Short task ->
Extract every line that contains the word "puede".

Collection entries ->

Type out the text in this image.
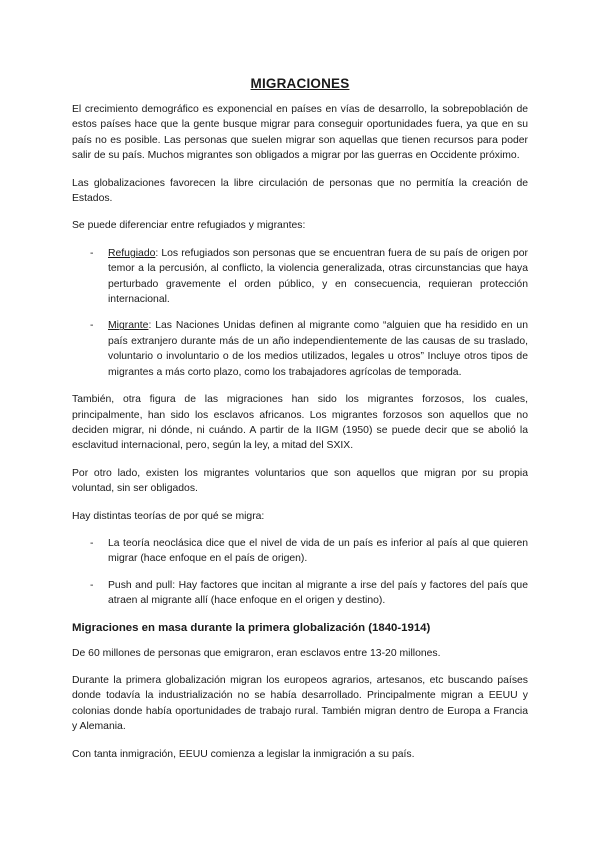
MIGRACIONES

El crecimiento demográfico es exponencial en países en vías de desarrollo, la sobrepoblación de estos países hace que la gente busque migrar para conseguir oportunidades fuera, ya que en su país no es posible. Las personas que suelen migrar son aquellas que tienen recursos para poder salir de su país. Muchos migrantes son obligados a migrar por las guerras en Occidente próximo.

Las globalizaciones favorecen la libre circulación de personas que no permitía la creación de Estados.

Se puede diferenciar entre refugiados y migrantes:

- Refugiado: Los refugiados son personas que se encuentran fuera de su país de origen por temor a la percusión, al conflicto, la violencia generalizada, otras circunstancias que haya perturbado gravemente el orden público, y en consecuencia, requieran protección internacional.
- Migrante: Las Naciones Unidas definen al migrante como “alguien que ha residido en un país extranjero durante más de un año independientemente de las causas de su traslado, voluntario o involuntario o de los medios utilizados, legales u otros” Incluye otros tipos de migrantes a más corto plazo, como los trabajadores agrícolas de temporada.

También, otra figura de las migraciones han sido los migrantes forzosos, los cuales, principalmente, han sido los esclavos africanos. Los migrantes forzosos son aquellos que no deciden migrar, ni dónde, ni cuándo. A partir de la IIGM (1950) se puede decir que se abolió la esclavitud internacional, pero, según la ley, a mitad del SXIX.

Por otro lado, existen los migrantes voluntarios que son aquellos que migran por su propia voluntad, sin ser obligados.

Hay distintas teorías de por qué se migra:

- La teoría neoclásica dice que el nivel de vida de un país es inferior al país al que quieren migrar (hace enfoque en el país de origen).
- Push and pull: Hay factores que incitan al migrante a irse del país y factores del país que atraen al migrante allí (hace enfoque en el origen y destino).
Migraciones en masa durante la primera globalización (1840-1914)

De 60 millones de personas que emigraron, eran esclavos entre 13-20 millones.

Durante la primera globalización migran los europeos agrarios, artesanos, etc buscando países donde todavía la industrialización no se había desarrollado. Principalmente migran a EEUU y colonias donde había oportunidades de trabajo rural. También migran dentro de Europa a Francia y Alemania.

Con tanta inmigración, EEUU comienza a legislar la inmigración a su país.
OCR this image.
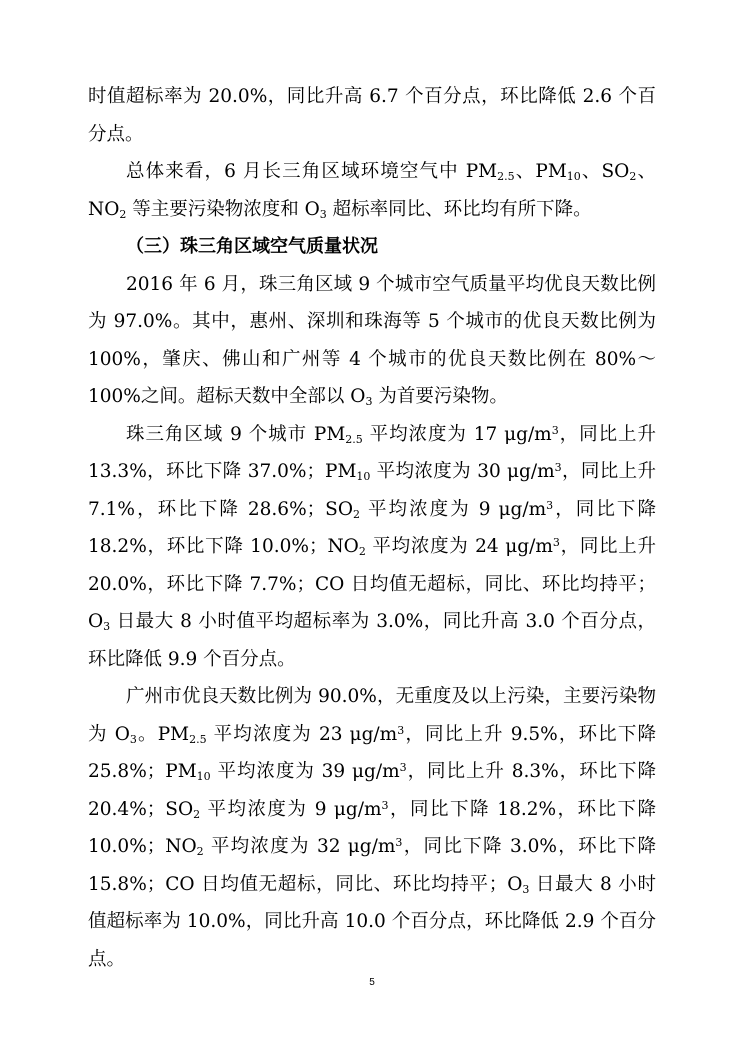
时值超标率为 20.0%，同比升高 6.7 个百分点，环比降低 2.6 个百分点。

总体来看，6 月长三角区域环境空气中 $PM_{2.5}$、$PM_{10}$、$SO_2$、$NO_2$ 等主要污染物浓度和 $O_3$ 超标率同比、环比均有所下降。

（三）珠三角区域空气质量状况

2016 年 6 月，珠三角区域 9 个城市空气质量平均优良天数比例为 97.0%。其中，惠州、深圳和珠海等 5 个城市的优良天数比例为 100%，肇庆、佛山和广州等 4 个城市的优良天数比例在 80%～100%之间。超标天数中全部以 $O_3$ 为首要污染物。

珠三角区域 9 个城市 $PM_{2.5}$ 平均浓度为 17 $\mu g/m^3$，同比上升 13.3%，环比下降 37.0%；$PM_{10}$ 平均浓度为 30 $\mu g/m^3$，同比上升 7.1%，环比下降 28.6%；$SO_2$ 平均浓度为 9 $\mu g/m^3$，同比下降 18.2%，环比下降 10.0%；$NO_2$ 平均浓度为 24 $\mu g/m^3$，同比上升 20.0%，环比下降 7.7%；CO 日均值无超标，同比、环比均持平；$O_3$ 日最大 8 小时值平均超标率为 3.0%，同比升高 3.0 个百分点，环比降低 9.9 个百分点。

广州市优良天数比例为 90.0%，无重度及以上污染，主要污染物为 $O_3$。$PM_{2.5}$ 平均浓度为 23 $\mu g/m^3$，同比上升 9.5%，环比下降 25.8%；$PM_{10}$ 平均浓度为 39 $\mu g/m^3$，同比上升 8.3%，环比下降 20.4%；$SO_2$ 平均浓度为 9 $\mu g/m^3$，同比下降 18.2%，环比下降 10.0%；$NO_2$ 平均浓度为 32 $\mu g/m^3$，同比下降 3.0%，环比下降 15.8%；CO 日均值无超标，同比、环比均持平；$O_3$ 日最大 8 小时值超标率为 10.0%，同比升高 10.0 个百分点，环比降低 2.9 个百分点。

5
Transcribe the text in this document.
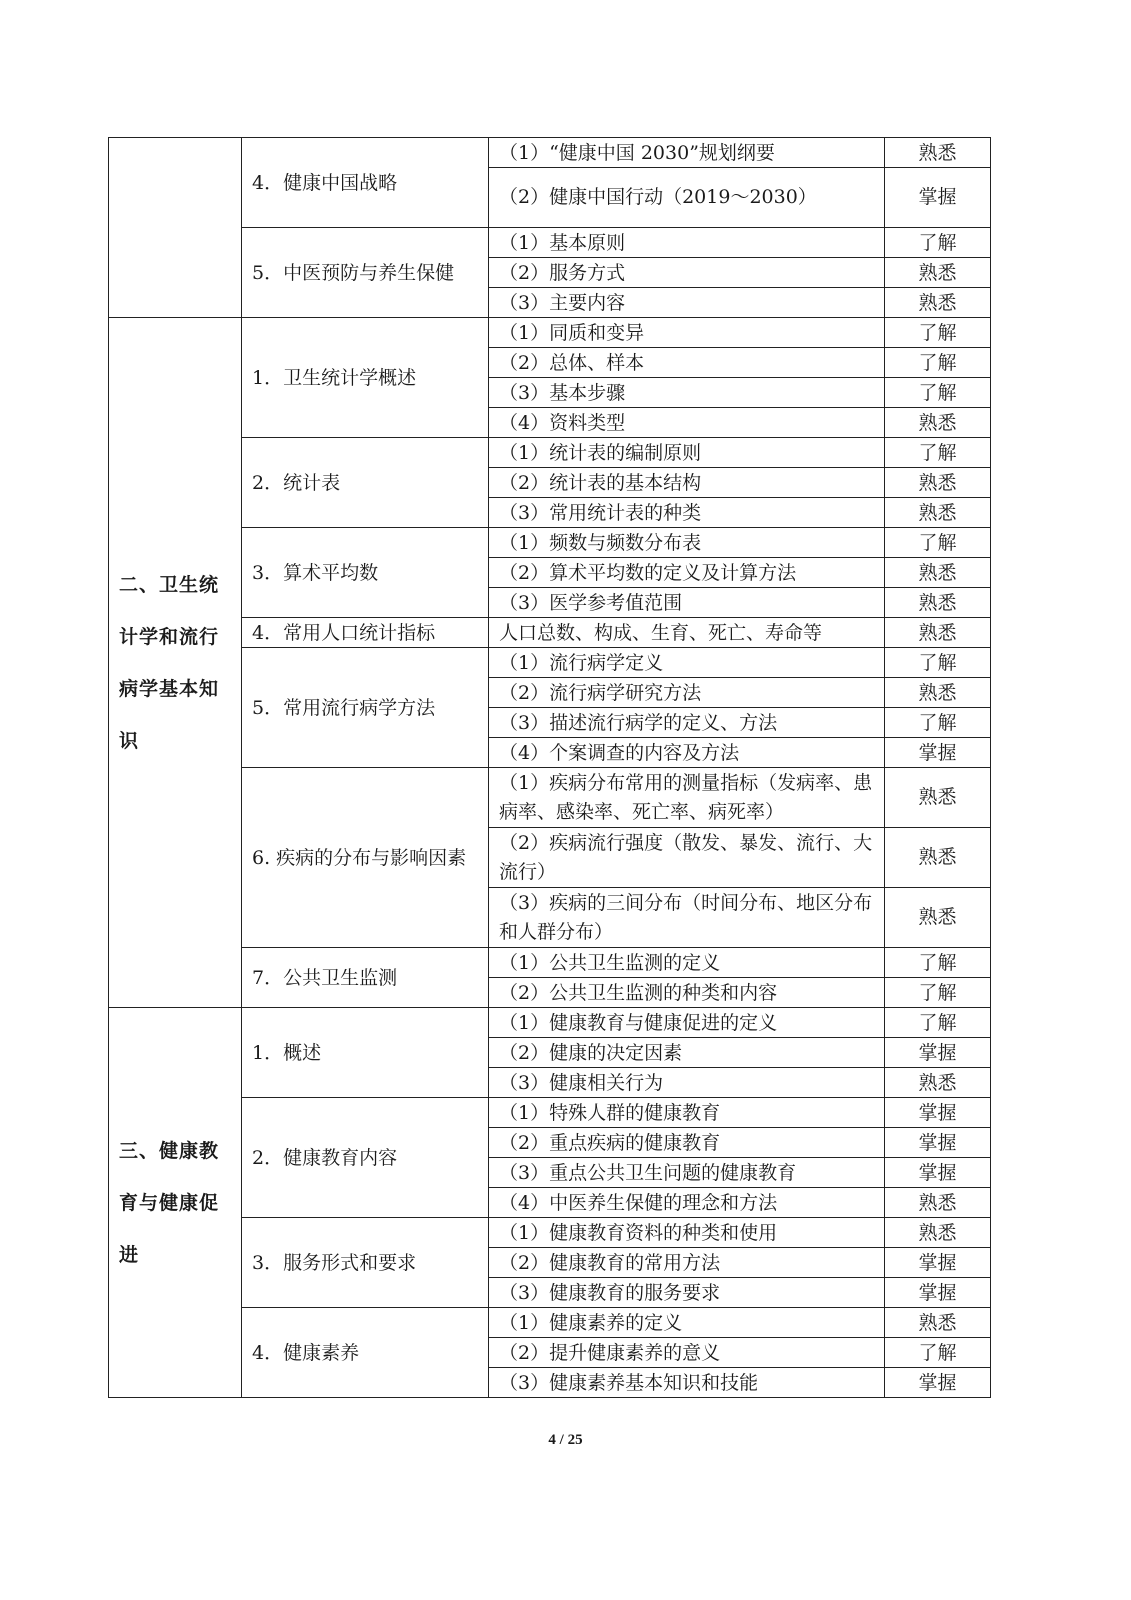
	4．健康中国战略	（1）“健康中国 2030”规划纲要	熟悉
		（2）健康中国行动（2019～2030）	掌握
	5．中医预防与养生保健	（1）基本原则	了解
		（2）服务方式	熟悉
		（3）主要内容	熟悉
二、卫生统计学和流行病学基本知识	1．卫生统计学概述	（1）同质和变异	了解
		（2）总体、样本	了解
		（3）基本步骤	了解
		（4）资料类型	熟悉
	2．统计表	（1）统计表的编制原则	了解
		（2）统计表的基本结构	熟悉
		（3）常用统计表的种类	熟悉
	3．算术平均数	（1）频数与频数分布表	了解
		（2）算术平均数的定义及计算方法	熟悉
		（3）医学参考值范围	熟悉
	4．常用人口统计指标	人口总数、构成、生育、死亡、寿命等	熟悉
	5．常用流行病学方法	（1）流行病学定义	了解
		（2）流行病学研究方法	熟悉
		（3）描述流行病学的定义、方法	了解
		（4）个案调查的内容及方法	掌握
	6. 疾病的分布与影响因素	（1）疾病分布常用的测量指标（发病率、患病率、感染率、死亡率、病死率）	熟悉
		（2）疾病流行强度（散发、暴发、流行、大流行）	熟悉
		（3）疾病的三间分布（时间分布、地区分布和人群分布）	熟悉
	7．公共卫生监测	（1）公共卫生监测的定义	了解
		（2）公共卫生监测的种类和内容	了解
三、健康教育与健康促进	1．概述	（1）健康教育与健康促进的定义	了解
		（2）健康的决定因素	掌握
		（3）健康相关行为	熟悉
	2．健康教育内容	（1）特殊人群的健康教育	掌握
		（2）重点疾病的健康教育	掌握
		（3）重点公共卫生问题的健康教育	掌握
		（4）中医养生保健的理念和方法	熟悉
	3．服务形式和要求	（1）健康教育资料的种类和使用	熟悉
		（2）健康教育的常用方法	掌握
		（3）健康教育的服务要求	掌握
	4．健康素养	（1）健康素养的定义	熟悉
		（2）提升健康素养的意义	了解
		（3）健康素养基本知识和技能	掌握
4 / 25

Solution to the problem ->
Se puede diferenciar entre refugiados y migrantes:
También, otra figura de las migraciones han sido los migrantes forzosos, los cuales, principalmente, han sido los esclavos africanos. Los migrantes forzosos son aquellos que no deciden migrar, ni dónde, ni cuándo. A partir de la IIGM (1950) se puede decir que se abolió la esclavitud internacional, pero, según la ley, a mitad del SXIX.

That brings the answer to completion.